# Problem description
Count the lines below that contain the word "عنوانه", and reply with that number alone.

══ Task material

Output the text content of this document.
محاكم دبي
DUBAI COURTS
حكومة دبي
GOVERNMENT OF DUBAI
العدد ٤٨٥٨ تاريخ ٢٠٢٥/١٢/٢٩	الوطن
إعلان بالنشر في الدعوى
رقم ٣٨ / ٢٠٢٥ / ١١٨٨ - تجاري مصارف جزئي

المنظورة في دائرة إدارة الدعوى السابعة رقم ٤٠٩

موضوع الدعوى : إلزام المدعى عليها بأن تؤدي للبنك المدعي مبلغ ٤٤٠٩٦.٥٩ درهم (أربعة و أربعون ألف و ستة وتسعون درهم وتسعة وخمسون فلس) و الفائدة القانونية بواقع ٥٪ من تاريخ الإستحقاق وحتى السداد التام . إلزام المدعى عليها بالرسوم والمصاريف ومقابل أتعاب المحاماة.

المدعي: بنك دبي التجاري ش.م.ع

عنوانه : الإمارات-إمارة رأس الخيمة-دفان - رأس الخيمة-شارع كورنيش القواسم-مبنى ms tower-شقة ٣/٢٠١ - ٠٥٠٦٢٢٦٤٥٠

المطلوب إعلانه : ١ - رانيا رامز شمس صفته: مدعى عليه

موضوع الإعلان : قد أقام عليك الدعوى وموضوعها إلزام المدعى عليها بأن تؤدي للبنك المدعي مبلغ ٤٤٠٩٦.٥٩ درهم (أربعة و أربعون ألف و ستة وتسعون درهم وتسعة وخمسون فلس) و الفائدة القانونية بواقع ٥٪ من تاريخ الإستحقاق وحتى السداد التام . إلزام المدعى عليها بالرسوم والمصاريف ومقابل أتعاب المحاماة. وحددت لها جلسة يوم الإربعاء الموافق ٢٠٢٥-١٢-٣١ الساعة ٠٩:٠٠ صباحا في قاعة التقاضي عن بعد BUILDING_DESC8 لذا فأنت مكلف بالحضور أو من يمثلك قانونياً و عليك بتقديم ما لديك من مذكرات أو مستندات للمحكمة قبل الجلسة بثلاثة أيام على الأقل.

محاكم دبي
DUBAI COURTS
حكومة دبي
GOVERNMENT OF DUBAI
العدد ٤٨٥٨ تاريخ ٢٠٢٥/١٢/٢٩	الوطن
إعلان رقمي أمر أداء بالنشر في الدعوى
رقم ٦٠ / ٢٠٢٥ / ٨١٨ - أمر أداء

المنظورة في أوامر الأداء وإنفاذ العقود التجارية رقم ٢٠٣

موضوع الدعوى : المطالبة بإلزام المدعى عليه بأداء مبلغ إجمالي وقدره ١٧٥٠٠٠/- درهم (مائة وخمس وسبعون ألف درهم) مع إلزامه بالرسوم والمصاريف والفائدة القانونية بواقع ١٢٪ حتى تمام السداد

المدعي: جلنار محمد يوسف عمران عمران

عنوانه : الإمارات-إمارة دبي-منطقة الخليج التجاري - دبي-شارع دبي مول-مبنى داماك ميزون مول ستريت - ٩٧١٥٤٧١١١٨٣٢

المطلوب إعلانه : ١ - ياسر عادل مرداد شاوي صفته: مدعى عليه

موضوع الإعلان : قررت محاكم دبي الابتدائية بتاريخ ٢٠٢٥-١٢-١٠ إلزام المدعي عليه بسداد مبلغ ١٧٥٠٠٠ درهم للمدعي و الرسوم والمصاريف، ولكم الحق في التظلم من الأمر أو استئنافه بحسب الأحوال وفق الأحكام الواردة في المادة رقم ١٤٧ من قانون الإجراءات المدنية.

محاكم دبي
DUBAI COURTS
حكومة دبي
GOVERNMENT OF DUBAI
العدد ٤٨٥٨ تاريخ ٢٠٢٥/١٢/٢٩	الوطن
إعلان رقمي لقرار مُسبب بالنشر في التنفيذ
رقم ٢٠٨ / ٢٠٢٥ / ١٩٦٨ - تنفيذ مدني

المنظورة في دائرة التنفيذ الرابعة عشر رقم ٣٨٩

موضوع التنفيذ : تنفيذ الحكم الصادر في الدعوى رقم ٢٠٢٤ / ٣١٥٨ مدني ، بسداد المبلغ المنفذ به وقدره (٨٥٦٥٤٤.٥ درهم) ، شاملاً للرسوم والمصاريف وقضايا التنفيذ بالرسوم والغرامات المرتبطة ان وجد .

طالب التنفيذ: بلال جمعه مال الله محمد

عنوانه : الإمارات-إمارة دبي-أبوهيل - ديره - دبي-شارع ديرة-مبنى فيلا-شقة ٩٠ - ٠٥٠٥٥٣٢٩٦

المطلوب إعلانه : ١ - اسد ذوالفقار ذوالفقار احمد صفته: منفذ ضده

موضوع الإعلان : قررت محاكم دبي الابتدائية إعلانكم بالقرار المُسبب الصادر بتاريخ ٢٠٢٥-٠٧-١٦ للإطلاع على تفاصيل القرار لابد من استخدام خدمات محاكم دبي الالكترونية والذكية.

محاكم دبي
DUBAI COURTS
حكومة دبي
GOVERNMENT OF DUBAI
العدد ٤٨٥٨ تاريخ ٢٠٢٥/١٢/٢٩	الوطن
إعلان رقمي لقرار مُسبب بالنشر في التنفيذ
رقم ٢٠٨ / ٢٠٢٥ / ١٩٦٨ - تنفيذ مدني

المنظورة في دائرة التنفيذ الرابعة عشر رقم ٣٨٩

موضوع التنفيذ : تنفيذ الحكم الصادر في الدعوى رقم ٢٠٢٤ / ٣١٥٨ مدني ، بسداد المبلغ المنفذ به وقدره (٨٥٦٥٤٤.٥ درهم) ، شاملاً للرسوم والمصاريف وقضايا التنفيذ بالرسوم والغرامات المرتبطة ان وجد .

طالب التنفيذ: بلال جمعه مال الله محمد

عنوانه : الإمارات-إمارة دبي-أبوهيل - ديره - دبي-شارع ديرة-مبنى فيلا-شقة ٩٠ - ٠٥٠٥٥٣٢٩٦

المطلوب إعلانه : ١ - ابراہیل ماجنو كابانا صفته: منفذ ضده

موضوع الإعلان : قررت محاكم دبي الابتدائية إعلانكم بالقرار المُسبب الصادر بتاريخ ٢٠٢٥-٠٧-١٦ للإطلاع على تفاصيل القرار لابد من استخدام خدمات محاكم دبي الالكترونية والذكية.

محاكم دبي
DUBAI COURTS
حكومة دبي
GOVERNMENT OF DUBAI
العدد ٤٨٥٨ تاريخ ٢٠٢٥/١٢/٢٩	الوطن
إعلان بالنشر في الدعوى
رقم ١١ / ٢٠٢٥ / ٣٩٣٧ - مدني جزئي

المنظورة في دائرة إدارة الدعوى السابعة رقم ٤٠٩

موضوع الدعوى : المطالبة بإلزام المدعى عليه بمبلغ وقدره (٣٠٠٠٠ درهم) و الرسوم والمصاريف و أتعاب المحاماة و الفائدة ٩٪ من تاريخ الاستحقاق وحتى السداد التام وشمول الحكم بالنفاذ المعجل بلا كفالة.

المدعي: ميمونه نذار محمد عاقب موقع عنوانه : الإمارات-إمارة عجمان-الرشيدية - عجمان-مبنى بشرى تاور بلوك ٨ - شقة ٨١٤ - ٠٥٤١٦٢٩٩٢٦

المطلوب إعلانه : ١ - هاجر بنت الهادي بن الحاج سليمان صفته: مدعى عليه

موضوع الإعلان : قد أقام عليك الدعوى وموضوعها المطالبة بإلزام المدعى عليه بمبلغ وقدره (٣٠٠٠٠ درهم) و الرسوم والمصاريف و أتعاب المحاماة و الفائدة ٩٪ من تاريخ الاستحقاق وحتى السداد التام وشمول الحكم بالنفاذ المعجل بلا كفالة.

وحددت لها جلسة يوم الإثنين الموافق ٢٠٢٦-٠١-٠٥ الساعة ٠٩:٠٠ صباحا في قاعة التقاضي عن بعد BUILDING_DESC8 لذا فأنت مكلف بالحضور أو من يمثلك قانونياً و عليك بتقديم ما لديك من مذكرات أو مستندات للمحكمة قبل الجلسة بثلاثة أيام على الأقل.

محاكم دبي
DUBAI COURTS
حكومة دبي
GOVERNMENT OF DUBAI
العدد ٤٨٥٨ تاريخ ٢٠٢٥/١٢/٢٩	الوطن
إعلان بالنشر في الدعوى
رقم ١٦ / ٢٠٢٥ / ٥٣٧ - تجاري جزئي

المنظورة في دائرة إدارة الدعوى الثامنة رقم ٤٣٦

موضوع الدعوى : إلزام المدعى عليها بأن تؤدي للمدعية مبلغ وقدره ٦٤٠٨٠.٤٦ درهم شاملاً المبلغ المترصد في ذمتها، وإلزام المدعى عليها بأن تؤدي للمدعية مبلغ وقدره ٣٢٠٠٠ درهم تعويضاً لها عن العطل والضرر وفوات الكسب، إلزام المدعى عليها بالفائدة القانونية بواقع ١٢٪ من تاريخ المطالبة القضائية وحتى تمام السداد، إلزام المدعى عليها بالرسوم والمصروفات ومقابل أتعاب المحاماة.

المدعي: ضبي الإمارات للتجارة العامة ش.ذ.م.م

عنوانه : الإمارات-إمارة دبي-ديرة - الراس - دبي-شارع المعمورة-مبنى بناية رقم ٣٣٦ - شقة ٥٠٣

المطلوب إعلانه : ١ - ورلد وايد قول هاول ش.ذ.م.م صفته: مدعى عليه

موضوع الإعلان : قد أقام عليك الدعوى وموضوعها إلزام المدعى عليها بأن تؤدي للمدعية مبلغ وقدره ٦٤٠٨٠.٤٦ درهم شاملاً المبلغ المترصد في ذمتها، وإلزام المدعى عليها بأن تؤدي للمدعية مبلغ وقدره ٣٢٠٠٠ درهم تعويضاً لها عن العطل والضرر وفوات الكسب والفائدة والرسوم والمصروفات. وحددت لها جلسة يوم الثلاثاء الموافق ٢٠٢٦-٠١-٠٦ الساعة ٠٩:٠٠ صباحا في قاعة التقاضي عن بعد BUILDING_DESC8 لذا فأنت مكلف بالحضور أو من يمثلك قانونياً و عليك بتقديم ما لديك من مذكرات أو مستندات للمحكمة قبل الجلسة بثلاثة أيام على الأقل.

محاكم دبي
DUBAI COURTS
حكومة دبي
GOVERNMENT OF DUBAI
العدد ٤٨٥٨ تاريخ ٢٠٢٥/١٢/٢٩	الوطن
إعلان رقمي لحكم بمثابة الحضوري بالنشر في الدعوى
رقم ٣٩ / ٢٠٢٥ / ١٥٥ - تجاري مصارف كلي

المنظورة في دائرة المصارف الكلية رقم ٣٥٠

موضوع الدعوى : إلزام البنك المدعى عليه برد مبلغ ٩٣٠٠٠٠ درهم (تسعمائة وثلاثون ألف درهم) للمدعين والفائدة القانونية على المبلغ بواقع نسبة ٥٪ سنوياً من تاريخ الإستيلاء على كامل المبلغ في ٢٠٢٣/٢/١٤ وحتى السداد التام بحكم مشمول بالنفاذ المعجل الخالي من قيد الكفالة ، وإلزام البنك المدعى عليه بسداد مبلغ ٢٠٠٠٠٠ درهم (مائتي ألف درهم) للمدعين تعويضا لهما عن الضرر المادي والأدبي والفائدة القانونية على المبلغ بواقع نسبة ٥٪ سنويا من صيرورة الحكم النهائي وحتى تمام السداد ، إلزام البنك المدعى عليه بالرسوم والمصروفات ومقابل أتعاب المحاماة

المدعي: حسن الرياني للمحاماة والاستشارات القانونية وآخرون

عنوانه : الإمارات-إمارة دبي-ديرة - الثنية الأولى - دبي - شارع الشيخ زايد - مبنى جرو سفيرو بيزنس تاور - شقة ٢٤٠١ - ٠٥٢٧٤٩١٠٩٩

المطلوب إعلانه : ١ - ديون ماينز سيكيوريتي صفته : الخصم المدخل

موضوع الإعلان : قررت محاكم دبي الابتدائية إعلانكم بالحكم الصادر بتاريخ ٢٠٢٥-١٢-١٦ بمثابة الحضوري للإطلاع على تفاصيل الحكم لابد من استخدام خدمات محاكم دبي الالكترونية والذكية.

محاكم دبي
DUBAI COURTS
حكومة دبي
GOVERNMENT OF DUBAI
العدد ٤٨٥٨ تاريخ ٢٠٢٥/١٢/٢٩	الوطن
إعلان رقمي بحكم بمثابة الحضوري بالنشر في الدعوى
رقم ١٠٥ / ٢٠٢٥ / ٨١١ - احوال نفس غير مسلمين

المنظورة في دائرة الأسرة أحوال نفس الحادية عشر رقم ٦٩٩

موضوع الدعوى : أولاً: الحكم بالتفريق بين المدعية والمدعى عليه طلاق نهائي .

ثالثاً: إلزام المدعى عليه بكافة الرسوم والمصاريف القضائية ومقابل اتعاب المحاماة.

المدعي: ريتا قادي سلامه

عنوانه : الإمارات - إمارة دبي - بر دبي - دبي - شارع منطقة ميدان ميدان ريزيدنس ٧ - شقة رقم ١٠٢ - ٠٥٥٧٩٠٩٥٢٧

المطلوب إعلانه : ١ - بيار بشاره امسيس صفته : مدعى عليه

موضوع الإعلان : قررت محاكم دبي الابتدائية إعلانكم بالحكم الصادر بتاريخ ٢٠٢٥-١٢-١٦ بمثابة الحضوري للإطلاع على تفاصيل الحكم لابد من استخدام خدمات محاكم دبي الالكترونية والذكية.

════

# In response
8